Search the records for the word "realiza" and copy each line in which it appears.

═══

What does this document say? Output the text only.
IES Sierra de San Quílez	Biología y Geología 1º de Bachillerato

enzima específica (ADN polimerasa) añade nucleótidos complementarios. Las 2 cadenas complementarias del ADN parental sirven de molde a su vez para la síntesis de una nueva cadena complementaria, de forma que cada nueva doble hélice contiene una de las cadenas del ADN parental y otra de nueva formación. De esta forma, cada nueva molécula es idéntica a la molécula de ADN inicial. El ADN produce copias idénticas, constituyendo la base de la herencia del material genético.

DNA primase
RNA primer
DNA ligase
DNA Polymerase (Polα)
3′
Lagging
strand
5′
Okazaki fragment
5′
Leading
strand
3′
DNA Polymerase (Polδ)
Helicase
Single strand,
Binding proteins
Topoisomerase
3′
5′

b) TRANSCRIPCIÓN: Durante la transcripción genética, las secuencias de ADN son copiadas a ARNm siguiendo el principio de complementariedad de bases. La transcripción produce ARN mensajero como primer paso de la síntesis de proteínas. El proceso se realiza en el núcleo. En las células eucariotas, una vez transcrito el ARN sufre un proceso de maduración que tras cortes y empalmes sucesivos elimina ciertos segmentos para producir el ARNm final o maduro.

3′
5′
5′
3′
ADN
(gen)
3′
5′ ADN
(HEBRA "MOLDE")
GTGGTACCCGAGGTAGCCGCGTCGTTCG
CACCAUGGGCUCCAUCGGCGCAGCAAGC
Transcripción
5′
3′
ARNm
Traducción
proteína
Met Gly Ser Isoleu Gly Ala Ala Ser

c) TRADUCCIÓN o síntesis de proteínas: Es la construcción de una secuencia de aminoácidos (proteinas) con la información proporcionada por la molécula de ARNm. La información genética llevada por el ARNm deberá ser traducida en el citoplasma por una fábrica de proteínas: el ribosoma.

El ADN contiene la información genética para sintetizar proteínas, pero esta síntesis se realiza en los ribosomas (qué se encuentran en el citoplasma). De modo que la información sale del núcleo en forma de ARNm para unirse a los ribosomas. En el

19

═══

> Completed exercise
b) TRANSCRIPCIÓN: Durante la transcripción genética, las secuencias de ADN son copiadas a ARNm siguiendo el principio de complementariedad de bases. La transcripción produce ARN mensajero como primer paso de la síntesis de proteínas. El proceso se realiza en el núcleo. En las células eucariotas, una vez transcrito el ARN sufre un proceso de maduración que tras cortes y empalmes sucesivos elimina ciertos segmentos para producir el ARNm final o maduro.
El ADN contiene la información genética para sintetizar proteínas, pero esta síntesis se realiza en los ribosomas (qué se encuentran en el citoplasma). De modo que la información sale del núcleo en forma de ARNm para unirse a los ribosomas. En el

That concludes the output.